Excerpt:
★ ★ ★ ★ ★
Searching for a moderately sized “aviator” with a nice old-fashioned feel and a military-style 24-hour time display? Well, then you should perhaps have a look at the Glycine Airman 1953 Vintage Limited Edition (ref. 3904.14.TB9). The Swiss-based niche brand offers the device in a nice, vintage-styled body, which is equipped with a rotating bezel that can serve as a secondary time-zone indicator, too. Although the self-winding movement that powers it doesn’t look as sexy as those NOS Unitas calibers that you can find in some other recently introduced timekeepers (like, for example, this elegant Archimede Deck Watch R (UA7952)), it still offers you a combination of quality and reliability that you can expect from a watch, which is sold at more than €2000.
Glycine has finally updated its military-styled ‘Combat’ collection with a new version. Featuring a black PVD-treated case with rose gold PVD elements, the timekeeper is -sort of pretentiously- named Glycine Combat Golden Eye (Ref. 3863.399 C6-TBA9). Well, I hope that next year they will offer the same model with the bezel and crown crafted from bronze. Although not as flashy (if you can apply the adjective to such a noble alloy with its aura of adventure and glory,) on certain markets it’s going to be smashing.
★ ★ ★ ★ ★
(Page layout segmentation data)

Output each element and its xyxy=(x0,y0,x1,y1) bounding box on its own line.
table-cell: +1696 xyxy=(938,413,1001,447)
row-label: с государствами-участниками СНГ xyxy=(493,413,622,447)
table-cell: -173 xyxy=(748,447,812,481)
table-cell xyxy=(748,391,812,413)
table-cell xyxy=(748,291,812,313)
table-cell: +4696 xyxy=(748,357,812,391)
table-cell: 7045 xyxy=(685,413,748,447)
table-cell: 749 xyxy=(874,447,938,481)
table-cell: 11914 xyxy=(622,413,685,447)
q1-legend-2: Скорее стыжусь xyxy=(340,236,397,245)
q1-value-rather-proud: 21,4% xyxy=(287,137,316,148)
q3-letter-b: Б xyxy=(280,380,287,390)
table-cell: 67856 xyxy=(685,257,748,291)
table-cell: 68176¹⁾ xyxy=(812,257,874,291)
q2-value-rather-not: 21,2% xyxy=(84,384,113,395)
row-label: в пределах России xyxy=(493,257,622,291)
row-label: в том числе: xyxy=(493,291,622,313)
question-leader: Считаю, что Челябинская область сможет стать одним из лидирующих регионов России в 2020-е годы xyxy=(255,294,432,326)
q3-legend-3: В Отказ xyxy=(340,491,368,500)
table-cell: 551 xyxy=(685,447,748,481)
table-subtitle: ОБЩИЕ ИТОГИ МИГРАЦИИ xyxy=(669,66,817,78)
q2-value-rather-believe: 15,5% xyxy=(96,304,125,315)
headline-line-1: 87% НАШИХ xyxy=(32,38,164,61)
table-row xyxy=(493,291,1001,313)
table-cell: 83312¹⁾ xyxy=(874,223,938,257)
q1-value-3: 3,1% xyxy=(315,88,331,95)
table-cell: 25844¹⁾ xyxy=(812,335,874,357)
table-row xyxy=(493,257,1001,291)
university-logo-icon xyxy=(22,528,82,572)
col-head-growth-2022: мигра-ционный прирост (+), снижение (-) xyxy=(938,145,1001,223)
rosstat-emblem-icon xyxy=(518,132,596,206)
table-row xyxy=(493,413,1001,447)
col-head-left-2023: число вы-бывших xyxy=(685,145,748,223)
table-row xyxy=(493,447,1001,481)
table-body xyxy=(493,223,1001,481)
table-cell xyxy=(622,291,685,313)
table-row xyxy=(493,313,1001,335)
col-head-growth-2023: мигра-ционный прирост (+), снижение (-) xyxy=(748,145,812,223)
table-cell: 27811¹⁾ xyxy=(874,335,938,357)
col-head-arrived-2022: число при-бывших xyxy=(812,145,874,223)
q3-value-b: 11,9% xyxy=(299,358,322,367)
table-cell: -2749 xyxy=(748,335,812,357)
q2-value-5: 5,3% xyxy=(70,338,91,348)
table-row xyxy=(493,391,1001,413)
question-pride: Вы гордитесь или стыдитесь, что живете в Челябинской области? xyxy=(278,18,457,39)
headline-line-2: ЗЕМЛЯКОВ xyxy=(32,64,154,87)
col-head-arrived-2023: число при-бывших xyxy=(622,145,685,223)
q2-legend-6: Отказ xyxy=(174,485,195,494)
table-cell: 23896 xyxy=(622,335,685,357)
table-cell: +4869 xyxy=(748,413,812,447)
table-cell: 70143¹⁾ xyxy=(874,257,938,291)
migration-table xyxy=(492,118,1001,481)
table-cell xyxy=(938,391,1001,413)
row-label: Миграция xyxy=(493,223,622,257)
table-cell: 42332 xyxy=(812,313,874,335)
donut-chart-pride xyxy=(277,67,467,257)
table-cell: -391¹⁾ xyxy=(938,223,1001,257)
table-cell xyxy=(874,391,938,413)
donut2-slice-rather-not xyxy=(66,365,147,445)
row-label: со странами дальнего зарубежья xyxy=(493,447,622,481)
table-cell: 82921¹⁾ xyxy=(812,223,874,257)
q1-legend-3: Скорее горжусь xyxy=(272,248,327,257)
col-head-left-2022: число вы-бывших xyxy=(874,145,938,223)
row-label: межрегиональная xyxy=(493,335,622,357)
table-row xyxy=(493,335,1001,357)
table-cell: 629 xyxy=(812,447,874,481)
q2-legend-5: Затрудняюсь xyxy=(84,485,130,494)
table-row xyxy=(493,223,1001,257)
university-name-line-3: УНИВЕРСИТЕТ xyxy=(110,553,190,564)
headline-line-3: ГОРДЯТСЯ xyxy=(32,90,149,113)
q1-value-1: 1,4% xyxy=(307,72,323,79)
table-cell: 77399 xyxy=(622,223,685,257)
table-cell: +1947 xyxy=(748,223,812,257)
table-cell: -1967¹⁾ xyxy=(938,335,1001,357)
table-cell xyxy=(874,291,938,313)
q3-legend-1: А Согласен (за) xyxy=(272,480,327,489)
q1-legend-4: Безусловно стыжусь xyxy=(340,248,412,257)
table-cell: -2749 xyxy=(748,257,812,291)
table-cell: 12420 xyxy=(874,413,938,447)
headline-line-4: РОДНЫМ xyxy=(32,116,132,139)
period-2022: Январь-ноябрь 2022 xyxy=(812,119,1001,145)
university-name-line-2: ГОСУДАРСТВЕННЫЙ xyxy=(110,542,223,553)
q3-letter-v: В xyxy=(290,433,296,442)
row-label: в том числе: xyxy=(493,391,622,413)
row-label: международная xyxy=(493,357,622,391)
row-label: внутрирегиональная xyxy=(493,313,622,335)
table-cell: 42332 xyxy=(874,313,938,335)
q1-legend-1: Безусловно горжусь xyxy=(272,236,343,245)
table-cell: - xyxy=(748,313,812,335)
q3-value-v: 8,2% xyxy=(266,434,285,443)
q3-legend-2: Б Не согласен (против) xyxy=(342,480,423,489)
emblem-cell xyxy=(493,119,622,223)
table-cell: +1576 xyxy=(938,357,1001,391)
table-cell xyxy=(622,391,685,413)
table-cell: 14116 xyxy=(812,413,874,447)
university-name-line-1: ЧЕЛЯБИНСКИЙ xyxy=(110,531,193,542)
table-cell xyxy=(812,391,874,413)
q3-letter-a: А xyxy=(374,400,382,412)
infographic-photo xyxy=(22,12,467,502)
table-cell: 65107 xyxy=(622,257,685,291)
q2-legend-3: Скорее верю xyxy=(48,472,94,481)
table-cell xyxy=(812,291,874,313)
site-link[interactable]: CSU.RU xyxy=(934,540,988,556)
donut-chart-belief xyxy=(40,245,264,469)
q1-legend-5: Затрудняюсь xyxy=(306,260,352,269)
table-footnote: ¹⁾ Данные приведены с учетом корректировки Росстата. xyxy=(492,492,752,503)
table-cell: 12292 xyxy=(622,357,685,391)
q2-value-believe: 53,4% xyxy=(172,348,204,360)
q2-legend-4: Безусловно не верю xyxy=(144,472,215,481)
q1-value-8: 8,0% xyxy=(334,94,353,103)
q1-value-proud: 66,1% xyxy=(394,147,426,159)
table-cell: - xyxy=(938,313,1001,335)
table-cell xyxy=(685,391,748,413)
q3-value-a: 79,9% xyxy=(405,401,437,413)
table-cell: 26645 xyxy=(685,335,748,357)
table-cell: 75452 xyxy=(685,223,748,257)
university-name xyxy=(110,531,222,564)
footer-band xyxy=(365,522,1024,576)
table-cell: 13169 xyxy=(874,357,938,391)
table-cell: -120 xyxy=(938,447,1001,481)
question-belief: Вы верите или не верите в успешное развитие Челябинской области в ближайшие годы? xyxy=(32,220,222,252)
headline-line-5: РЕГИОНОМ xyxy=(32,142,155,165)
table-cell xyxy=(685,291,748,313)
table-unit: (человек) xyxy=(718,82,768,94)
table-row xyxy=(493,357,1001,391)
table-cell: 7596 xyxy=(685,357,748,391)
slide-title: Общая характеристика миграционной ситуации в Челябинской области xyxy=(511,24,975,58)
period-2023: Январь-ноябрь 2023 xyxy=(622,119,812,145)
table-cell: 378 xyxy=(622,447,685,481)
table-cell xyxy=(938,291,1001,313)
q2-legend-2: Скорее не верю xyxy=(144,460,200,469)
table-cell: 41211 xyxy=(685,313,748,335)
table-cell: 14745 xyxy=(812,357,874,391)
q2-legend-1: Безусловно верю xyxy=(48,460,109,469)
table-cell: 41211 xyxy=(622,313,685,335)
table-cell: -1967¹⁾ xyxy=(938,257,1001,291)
★ ★ ★ ★ ★
Problem to work on: Set down word for word the passage of the Glycine watch excerpt that starts at the words "Glycine has finally" and stops after the words "to be smashing.".

Response area:
Glycine has finally updated its military-styled ‘Combat’ collection with a new version. Featuring a black PVD-treated case with rose gold PVD elements, the timekeeper is -sort of pretentiously- named Glycine Combat Golden Eye (Ref. 3863.399 C6-TBA9). Well, I hope that next year they will offer the same model with the bezel and crown crafted from bronze. Although not as flashy (if you can apply the adjective to such a noble alloy with its aura of adventure and glory,) on certain markets it’s going to be smashing.